Data listing:
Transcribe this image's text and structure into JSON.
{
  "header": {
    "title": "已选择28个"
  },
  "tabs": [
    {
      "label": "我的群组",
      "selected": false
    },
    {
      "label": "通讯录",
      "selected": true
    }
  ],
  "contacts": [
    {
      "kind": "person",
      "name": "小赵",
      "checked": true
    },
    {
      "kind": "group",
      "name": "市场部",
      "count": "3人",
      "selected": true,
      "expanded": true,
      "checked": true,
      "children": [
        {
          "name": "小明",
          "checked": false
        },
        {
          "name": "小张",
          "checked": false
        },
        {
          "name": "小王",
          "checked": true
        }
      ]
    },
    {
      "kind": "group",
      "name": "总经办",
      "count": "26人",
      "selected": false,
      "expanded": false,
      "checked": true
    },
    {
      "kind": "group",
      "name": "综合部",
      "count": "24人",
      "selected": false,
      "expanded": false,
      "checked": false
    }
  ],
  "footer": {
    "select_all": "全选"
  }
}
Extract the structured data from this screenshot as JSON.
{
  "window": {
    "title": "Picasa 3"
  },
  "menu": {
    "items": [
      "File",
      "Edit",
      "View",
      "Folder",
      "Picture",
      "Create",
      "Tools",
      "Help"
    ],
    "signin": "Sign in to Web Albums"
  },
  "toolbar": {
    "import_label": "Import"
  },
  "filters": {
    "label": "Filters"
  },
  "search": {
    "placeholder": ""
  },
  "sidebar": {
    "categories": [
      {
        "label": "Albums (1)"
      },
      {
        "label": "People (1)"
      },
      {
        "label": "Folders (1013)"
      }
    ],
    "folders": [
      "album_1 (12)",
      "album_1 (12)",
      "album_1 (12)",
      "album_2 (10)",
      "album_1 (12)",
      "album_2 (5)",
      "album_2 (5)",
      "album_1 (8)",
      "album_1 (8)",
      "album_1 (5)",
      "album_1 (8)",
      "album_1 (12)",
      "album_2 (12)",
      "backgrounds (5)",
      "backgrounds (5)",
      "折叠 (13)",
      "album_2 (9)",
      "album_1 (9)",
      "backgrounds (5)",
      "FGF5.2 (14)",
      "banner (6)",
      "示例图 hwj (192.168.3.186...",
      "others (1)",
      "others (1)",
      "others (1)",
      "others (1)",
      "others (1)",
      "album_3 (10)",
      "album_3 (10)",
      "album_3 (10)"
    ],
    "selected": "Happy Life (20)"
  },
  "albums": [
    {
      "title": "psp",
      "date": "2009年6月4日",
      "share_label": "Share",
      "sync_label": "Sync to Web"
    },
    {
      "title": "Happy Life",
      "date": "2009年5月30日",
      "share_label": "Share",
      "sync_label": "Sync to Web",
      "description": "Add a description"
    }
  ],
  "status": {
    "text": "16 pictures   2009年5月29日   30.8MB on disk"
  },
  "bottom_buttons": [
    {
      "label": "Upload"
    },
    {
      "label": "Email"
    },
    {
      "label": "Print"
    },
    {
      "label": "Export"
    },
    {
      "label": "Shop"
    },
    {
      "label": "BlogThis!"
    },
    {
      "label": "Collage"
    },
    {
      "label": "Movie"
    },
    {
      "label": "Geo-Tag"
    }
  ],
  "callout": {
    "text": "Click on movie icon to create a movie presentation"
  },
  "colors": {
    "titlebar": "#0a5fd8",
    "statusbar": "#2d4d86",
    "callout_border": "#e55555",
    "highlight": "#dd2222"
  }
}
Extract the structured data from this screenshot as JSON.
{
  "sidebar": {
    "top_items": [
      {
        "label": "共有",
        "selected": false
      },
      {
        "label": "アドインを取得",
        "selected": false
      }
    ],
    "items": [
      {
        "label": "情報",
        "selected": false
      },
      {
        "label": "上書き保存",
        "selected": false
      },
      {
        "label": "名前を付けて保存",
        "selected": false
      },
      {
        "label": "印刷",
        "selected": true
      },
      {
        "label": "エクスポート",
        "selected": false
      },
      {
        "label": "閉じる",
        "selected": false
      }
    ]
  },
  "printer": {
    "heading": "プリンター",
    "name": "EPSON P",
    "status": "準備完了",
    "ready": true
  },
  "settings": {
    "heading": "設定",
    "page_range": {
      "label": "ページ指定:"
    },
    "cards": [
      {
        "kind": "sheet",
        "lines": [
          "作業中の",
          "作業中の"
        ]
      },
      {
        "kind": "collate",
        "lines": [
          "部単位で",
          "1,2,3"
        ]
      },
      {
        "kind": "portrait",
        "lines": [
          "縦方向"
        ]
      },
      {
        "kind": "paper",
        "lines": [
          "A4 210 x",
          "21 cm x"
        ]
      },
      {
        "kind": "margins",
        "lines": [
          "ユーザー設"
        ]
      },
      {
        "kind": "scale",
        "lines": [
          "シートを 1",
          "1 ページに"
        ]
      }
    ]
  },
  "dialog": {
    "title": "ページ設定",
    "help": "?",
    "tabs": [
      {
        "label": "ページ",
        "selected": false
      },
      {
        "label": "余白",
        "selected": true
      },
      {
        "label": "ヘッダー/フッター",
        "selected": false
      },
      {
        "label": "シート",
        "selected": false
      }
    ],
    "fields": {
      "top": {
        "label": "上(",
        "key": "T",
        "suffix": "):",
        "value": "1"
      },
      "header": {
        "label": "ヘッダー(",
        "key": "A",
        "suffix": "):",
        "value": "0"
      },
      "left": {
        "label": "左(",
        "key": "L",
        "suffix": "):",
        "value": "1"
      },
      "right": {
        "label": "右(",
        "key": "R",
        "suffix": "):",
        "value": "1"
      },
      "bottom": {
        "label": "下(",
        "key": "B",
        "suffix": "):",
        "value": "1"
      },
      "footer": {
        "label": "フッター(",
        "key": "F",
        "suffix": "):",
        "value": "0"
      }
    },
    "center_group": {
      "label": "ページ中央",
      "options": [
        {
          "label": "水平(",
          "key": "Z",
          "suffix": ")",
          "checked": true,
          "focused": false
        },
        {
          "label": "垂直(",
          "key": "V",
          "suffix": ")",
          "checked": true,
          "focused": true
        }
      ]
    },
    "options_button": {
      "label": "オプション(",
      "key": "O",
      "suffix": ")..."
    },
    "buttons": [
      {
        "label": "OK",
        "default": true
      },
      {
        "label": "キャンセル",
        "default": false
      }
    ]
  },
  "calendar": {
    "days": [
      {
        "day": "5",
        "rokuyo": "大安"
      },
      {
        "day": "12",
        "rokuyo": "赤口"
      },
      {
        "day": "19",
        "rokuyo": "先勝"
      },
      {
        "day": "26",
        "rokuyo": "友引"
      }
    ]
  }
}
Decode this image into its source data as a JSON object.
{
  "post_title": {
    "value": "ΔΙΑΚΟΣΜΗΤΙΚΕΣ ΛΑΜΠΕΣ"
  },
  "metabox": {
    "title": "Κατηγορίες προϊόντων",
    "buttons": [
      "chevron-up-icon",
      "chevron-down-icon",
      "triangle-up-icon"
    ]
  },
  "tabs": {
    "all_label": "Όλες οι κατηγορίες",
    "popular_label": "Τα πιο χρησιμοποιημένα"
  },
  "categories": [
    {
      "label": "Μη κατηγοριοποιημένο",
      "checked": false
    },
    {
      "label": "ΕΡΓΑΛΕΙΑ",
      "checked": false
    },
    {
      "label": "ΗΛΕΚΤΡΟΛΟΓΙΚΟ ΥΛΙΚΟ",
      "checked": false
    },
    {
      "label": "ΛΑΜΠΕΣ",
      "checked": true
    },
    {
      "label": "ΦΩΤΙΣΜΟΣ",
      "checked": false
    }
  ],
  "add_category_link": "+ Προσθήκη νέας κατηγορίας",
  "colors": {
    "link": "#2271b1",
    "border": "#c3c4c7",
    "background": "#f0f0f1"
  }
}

Written problem :: Each line above must be printed exactly as it appears.

Task output ::
Transcribe this image's text and structure into JSON.
{
  "header": {
    "title": "已选择28个"
  },
  "tabs": [
    {
      "label": "我的群组",
      "selected": false
    },
    {
      "label": "通讯录",
      "selected": true
    }
  ],
  "contacts": [
    {
      "kind": "person",
      "name": "小赵",
      "checked": true
    },
    {
      "kind": "group",
      "name": "市场部",
      "count": "3人",
      "selected": true,
      "expanded": true,
      "checked": true,
      "children": [
        {
          "name": "小明",
          "checked": false
        },
        {
          "name": "小张",
          "checked": false
        },
        {
          "name": "小王",
          "checked": true
        }
      ]
    },
    {
      "kind": "group",
      "name": "总经办",
      "count": "26人",
      "selected": false,
      "expanded": false,
      "checked": true
    },
    {
      "kind": "group",
      "name": "综合部",
      "count": "24人",
      "selected": false,
      "expanded": false,
      "checked": false
    }
  ],
  "footer": {
    "select_all": "全选"
  }
}
Extract the structured data from this screenshot as JSON.
{
  "window": {
    "title": "Picasa 3"
  },
  "menu": {
    "items": [
      "File",
      "Edit",
      "View",
      "Folder",
      "Picture",
      "Create",
      "Tools",
      "Help"
    ],
    "signin": "Sign in to Web Albums"
  },
  "toolbar": {
    "import_label": "Import"
  },
  "filters": {
    "label": "Filters"
  },
  "search": {
    "placeholder": ""
  },
  "sidebar": {
    "categories": [
      {
        "label": "Albums (1)"
      },
      {
        "label": "People (1)"
      },
      {
        "label": "Folders (1013)"
      }
    ],
    "folders": [
      "album_1 (12)",
      "album_1 (12)",
      "album_1 (12)",
      "album_2 (10)",
      "album_1 (12)",
      "album_2 (5)",
      "album_2 (5)",
      "album_1 (8)",
      "album_1 (8)",
      "album_1 (5)",
      "album_1 (8)",
      "album_1 (12)",
      "album_2 (12)",
      "backgrounds (5)",
      "backgrounds (5)",
      "折叠 (13)",
      "album_2 (9)",
      "album_1 (9)",
      "backgrounds (5)",
      "FGF5.2 (14)",
      "banner (6)",
      "示例图 hwj (192.168.3.186...",
      "others (1)",
      "others (1)",
      "others (1)",
      "others (1)",
      "others (1)",
      "album_3 (10)",
      "album_3 (10)",
      "album_3 (10)"
    ],
    "selected": "Happy Life (20)"
  },
  "albums": [
    {
      "title": "psp",
      "date": "2009年6月4日",
      "share_label": "Share",
      "sync_label": "Sync to Web"
    },
    {
      "title": "Happy Life",
      "date": "2009年5月30日",
      "share_label": "Share",
      "sync_label": "Sync to Web",
      "description": "Add a description"
    }
  ],
  "status": {
    "text": "16 pictures   2009年5月29日   30.8MB on disk"
  },
  "bottom_buttons": [
    {
      "label": "Upload"
    },
    {
      "label": "Email"
    },
    {
      "label": "Print"
    },
    {
      "label": "Export"
    },
    {
      "label": "Shop"
    },
    {
      "label": "BlogThis!"
    },
    {
      "label": "Collage"
    },
    {
      "label": "Movie"
    },
    {
      "label": "Geo-Tag"
    }
  ],
  "callout": {
    "text": "Click on movie icon to create a movie presentation"
  },
  "colors": {
    "titlebar": "#0a5fd8",
    "statusbar": "#2d4d86",
    "callout_border": "#e55555",
    "highlight": "#dd2222"
  }
}
Extract the structured data from this screenshot as JSON.
{
  "sidebar": {
    "top_items": [
      {
        "label": "共有",
        "selected": false
      },
      {
        "label": "アドインを取得",
        "selected": false
      }
    ],
    "items": [
      {
        "label": "情報",
        "selected": false
      },
      {
        "label": "上書き保存",
        "selected": false
      },
      {
        "label": "名前を付けて保存",
        "selected": false
      },
      {
        "label": "印刷",
        "selected": true
      },
      {
        "label": "エクスポート",
        "selected": false
      },
      {
        "label": "閉じる",
        "selected": false
      }
    ]
  },
  "printer": {
    "heading": "プリンター",
    "name": "EPSON P",
    "status": "準備完了",
    "ready": true
  },
  "settings": {
    "heading": "設定",
    "page_range": {
      "label": "ページ指定:"
    },
    "cards": [
      {
        "kind": "sheet",
        "lines": [
          "作業中の",
          "作業中の"
        ]
      },
      {
        "kind": "collate",
        "lines": [
          "部単位で",
          "1,2,3"
        ]
      },
      {
        "kind": "portrait",
        "lines": [
          "縦方向"
        ]
      },
      {
        "kind": "paper",
        "lines": [
          "A4 210 x",
          "21 cm x"
        ]
      },
      {
        "kind": "margins",
        "lines": [
          "ユーザー設"
        ]
      },
      {
        "kind": "scale",
        "lines": [
          "シートを 1",
          "1 ページに"
        ]
      }
    ]
  },
  "dialog": {
    "title": "ページ設定",
    "help": "?",
    "tabs": [
      {
        "label": "ページ",
        "selected": false
      },
      {
        "label": "余白",
        "selected": true
      },
      {
        "label": "ヘッダー/フッター",
        "selected": false
      },
      {
        "label": "シート",
        "selected": false
      }
    ],
    "fields": {
      "top": {
        "label": "上(",
        "key": "T",
        "suffix": "):",
        "value": "1"
      },
      "header": {
        "label": "ヘッダー(",
        "key": "A",
        "suffix": "):",
        "value": "0"
      },
      "left": {
        "label": "左(",
        "key": "L",
        "suffix": "):",
        "value": "1"
      },
      "right": {
        "label": "右(",
        "key": "R",
        "suffix": "):",
        "value": "1"
      },
      "bottom": {
        "label": "下(",
        "key": "B",
        "suffix": "):",
        "value": "1"
      },
      "footer": {
        "label": "フッター(",
        "key": "F",
        "suffix": "):",
        "value": "0"
      }
    },
    "center_group": {
      "label": "ページ中央",
      "options": [
        {
          "label": "水平(",
          "key": "Z",
          "suffix": ")",
          "checked": true,
          "focused": false
        },
        {
          "label": "垂直(",
          "key": "V",
          "suffix": ")",
          "checked": true,
          "focused": true
        }
      ]
    },
    "options_button": {
      "label": "オプション(",
      "key": "O",
      "suffix": ")..."
    },
    "buttons": [
      {
        "label": "OK",
        "default": true
      },
      {
        "label": "キャンセル",
        "default": false
      }
    ]
  },
  "calendar": {
    "days": [
      {
        "day": "5",
        "rokuyo": "大安"
      },
      {
        "day": "12",
        "rokuyo": "赤口"
      },
      {
        "day": "19",
        "rokuyo": "先勝"
      },
      {
        "day": "26",
        "rokuyo": "友引"
      }
    ]
  }
}
Decode this image into its source data as a JSON object.
{
  "post_title": {
    "value": "ΔΙΑΚΟΣΜΗΤΙΚΕΣ ΛΑΜΠΕΣ"
  },
  "metabox": {
    "title": "Κατηγορίες προϊόντων",
    "buttons": [
      "chevron-up-icon",
      "chevron-down-icon",
      "triangle-up-icon"
    ]
  },
  "tabs": {
    "all_label": "Όλες οι κατηγορίες",
    "popular_label": "Τα πιο χρησιμοποιημένα"
  },
  "categories": [
    {
      "label": "Μη κατηγοριοποιημένο",
      "checked": false
    },
    {
      "label": "ΕΡΓΑΛΕΙΑ",
      "checked": false
    },
    {
      "label": "ΗΛΕΚΤΡΟΛΟΓΙΚΟ ΥΛΙΚΟ",
      "checked": false
    },
    {
      "label": "ΛΑΜΠΕΣ",
      "checked": true
    },
    {
      "label": "ΦΩΤΙΣΜΟΣ",
      "checked": false
    }
  ],
  "add_category_link": "+ Προσθήκη νέας κατηγορίας",
  "colors": {
    "link": "#2271b1",
    "border": "#c3c4c7",
    "background": "#f0f0f1"
  }
}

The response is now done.